• Work instructions
Each entry must be reproduced precisely as it stands.

• Material provided
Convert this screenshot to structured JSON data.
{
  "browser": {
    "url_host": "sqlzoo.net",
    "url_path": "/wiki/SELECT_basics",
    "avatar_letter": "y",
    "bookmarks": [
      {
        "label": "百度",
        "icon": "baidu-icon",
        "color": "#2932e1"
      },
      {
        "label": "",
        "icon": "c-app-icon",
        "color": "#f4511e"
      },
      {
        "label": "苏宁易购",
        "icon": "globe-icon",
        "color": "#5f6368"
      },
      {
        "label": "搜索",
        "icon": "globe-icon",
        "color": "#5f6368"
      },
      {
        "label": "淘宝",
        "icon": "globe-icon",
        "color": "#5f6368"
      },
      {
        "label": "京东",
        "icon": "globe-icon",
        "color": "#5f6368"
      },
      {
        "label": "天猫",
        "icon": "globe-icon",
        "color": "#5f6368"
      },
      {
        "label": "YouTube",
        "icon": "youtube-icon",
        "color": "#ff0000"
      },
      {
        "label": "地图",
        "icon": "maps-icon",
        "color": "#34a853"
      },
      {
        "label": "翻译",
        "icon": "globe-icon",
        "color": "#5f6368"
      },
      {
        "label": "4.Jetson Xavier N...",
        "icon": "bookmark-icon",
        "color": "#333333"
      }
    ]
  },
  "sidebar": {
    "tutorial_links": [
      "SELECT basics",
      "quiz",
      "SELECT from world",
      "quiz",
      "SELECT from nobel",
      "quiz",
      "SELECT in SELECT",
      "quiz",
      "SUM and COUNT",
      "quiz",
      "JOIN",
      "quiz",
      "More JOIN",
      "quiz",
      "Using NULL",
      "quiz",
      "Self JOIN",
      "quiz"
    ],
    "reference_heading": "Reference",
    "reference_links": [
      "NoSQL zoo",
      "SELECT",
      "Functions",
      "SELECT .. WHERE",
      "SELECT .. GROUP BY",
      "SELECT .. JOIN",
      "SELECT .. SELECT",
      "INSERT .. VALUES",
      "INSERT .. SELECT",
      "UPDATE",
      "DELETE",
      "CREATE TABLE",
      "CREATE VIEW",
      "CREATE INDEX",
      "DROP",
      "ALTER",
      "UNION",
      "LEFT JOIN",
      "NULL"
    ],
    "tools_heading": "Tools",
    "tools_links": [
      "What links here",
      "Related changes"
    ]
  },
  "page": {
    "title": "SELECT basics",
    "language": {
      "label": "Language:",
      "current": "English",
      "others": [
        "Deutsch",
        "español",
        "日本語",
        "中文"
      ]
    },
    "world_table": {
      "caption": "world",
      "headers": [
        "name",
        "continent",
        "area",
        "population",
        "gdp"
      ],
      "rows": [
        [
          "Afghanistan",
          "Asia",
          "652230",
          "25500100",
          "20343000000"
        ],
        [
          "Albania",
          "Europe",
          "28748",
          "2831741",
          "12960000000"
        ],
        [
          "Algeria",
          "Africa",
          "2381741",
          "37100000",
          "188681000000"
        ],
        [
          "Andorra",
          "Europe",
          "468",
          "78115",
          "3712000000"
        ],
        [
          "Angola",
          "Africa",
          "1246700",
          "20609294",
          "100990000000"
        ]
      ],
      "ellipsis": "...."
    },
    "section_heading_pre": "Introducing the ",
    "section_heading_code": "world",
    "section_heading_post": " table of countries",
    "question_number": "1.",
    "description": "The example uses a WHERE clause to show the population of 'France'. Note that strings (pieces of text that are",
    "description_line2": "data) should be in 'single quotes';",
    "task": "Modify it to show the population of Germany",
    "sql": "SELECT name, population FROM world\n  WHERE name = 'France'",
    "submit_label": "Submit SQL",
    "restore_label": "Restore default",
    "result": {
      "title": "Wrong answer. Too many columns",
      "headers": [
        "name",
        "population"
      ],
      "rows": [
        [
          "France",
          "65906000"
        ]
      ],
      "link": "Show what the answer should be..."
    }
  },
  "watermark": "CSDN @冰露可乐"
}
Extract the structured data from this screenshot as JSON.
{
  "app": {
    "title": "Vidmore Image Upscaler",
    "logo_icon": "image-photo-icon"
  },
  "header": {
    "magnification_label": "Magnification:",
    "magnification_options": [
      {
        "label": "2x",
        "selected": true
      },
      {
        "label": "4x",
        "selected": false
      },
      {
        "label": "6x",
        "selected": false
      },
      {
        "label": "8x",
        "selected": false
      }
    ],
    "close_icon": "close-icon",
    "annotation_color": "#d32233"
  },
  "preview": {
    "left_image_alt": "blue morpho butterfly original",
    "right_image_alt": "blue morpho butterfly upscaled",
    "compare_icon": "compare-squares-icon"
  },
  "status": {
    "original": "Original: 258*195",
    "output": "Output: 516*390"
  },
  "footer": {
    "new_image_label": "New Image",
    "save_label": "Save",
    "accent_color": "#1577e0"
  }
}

• Expected answer
Convert this screenshot to structured JSON data.
{
  "browser": {
    "url_host": "sqlzoo.net",
    "url_path": "/wiki/SELECT_basics",
    "avatar_letter": "y",
    "bookmarks": [
      {
        "label": "百度",
        "icon": "baidu-icon",
        "color": "#2932e1"
      },
      {
        "label": "",
        "icon": "c-app-icon",
        "color": "#f4511e"
      },
      {
        "label": "苏宁易购",
        "icon": "globe-icon",
        "color": "#5f6368"
      },
      {
        "label": "搜索",
        "icon": "globe-icon",
        "color": "#5f6368"
      },
      {
        "label": "淘宝",
        "icon": "globe-icon",
        "color": "#5f6368"
      },
      {
        "label": "京东",
        "icon": "globe-icon",
        "color": "#5f6368"
      },
      {
        "label": "天猫",
        "icon": "globe-icon",
        "color": "#5f6368"
      },
      {
        "label": "YouTube",
        "icon": "youtube-icon",
        "color": "#ff0000"
      },
      {
        "label": "地图",
        "icon": "maps-icon",
        "color": "#34a853"
      },
      {
        "label": "翻译",
        "icon": "globe-icon",
        "color": "#5f6368"
      },
      {
        "label": "4.Jetson Xavier N...",
        "icon": "bookmark-icon",
        "color": "#333333"
      }
    ]
  },
  "sidebar": {
    "tutorial_links": [
      "SELECT basics",
      "quiz",
      "SELECT from world",
      "quiz",
      "SELECT from nobel",
      "quiz",
      "SELECT in SELECT",
      "quiz",
      "SUM and COUNT",
      "quiz",
      "JOIN",
      "quiz",
      "More JOIN",
      "quiz",
      "Using NULL",
      "quiz",
      "Self JOIN",
      "quiz"
    ],
    "reference_heading": "Reference",
    "reference_links": [
      "NoSQL zoo",
      "SELECT",
      "Functions",
      "SELECT .. WHERE",
      "SELECT .. GROUP BY",
      "SELECT .. JOIN",
      "SELECT .. SELECT",
      "INSERT .. VALUES",
      "INSERT .. SELECT",
      "UPDATE",
      "DELETE",
      "CREATE TABLE",
      "CREATE VIEW",
      "CREATE INDEX",
      "DROP",
      "ALTER",
      "UNION",
      "LEFT JOIN",
      "NULL"
    ],
    "tools_heading": "Tools",
    "tools_links": [
      "What links here",
      "Related changes"
    ]
  },
  "page": {
    "title": "SELECT basics",
    "language": {
      "label": "Language:",
      "current": "English",
      "others": [
        "Deutsch",
        "español",
        "日本語",
        "中文"
      ]
    },
    "world_table": {
      "caption": "world",
      "headers": [
        "name",
        "continent",
        "area",
        "population",
        "gdp"
      ],
      "rows": [
        [
          "Afghanistan",
          "Asia",
          "652230",
          "25500100",
          "20343000000"
        ],
        [
          "Albania",
          "Europe",
          "28748",
          "2831741",
          "12960000000"
        ],
        [
          "Algeria",
          "Africa",
          "2381741",
          "37100000",
          "188681000000"
        ],
        [
          "Andorra",
          "Europe",
          "468",
          "78115",
          "3712000000"
        ],
        [
          "Angola",
          "Africa",
          "1246700",
          "20609294",
          "100990000000"
        ]
      ],
      "ellipsis": "...."
    },
    "section_heading_pre": "Introducing the ",
    "section_heading_code": "world",
    "section_heading_post": " table of countries",
    "question_number": "1.",
    "description": "The example uses a WHERE clause to show the population of 'France'. Note that strings (pieces of text that are",
    "description_line2": "data) should be in 'single quotes';",
    "task": "Modify it to show the population of Germany",
    "sql": "SELECT name, population FROM world\n  WHERE name = 'France'",
    "submit_label": "Submit SQL",
    "restore_label": "Restore default",
    "result": {
      "title": "Wrong answer. Too many columns",
      "headers": [
        "name",
        "population"
      ],
      "rows": [
        [
          "France",
          "65906000"
        ]
      ],
      "link": "Show what the answer should be..."
    }
  },
  "watermark": "CSDN @冰露可乐"
}
Extract the structured data from this screenshot as JSON.
{
  "app": {
    "title": "Vidmore Image Upscaler",
    "logo_icon": "image-photo-icon"
  },
  "header": {
    "magnification_label": "Magnification:",
    "magnification_options": [
      {
        "label": "2x",
        "selected": true
      },
      {
        "label": "4x",
        "selected": false
      },
      {
        "label": "6x",
        "selected": false
      },
      {
        "label": "8x",
        "selected": false
      }
    ],
    "close_icon": "close-icon",
    "annotation_color": "#d32233"
  },
  "preview": {
    "left_image_alt": "blue morpho butterfly original",
    "right_image_alt": "blue morpho butterfly upscaled",
    "compare_icon": "compare-squares-icon"
  },
  "status": {
    "original": "Original: 258*195",
    "output": "Output: 516*390"
  },
  "footer": {
    "new_image_label": "New Image",
    "save_label": "Save",
    "accent_color": "#1577e0"
  }
}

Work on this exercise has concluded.